▸ To be done:
Format everything from the start of the records down to and including the line that contains "text-line: rio e" as a JSON list of strings, one string per line, skipping any blank lines.

▸ Record extracts:

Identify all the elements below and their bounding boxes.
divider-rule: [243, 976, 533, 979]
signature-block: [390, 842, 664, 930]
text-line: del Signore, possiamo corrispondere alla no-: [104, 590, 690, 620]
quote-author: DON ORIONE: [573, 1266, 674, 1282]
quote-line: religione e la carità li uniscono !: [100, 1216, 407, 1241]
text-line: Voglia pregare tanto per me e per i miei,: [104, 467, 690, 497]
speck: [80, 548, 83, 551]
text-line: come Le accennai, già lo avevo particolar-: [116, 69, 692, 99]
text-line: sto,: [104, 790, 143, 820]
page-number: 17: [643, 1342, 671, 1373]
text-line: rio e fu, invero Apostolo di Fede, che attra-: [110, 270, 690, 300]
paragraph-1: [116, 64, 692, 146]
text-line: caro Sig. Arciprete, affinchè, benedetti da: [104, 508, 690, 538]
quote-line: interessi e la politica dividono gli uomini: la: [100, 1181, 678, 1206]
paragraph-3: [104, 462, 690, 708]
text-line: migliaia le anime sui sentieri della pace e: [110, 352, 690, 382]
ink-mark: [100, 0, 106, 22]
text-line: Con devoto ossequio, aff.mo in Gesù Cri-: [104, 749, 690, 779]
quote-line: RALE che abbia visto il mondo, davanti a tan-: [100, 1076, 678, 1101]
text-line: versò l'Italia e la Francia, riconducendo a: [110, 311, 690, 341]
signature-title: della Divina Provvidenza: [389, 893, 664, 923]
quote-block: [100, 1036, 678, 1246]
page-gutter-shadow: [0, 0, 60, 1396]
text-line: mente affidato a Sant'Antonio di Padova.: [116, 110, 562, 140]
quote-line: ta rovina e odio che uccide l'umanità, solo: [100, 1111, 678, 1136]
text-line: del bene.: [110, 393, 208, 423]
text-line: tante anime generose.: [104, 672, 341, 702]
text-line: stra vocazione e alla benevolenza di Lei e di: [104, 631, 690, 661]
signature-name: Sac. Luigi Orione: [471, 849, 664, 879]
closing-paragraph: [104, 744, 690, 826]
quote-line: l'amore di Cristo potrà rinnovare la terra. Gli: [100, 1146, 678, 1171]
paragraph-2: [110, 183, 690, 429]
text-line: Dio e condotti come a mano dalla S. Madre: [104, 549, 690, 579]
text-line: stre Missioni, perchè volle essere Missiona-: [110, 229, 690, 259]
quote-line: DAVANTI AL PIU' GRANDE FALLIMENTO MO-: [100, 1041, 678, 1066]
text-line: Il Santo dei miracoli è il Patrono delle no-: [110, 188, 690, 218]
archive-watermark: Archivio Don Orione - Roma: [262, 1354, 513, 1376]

▸ Exercise solution:
[
  "Identify all the elements below and their bounding boxes.",
  "divider-rule: [243, 976, 533, 979]",
  "signature-block: [390, 842, 664, 930]",
  "text-line: del Signore, possiamo corrispondere alla no-: [104, 590, 690, 620]",
  "quote-author: DON ORIONE: [573, 1266, 674, 1282]",
  "quote-line: religione e la carità li uniscono !: [100, 1216, 407, 1241]",
  "text-line: Voglia pregare tanto per me e per i miei,: [104, 467, 690, 497]",
  "speck: [80, 548, 83, 551]",
  "text-line: come Le accennai, già lo avevo particolar-: [116, 69, 692, 99]",
  "text-line: sto,: [104, 790, 143, 820]",
  "page-number: 17: [643, 1342, 671, 1373]",
  "text-line: rio e fu, invero Apostolo di Fede, che attra-: [110, 270, 690, 300]"
]